Extracted records =>

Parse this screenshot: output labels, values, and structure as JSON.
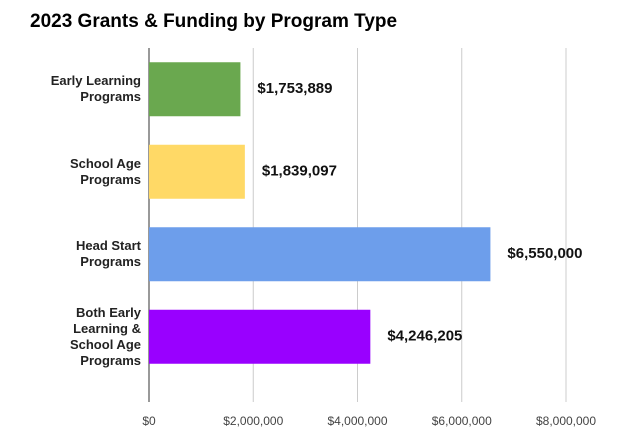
{
  "chart_data": {
    "type": "bar",
    "orientation": "horizontal",
    "title": "2023 Grants & Funding by Program Type",
    "categories": [
      "Early Learning Programs",
      "School Age Programs",
      "Head Start Programs",
      "Both Early Learning & School Age Programs"
    ],
    "values": [
      1753889,
      1839097,
      6550000,
      4246205
    ],
    "value_labels": [
      "$1,753,889",
      "$1,839,097",
      "$6,550,000",
      "$4,246,205"
    ],
    "colors": [
      "#6aa84f",
      "#ffd966",
      "#6d9eeb",
      "#9900ff"
    ],
    "xlim": [
      0,
      8000000
    ],
    "xticks": [
      {
        "value": 0,
        "label": "$0"
      },
      {
        "value": 2000000,
        "label": "$2,000,000"
      },
      {
        "value": 4000000,
        "label": "$4,000,000"
      },
      {
        "value": 6000000,
        "label": "$6,000,000"
      },
      {
        "value": 8000000,
        "label": "$8,000,000"
      }
    ],
    "grid": true
  }
}
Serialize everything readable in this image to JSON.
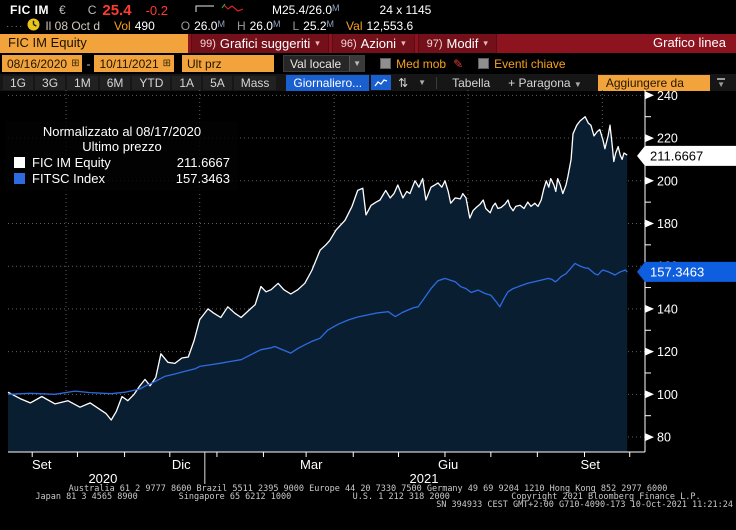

INSTRUCTIONS TO FOLLOW => Of all the lines in the material above, how many contain the word "Learning"? Give only the count.

ANSWER FOR THE TASK => 2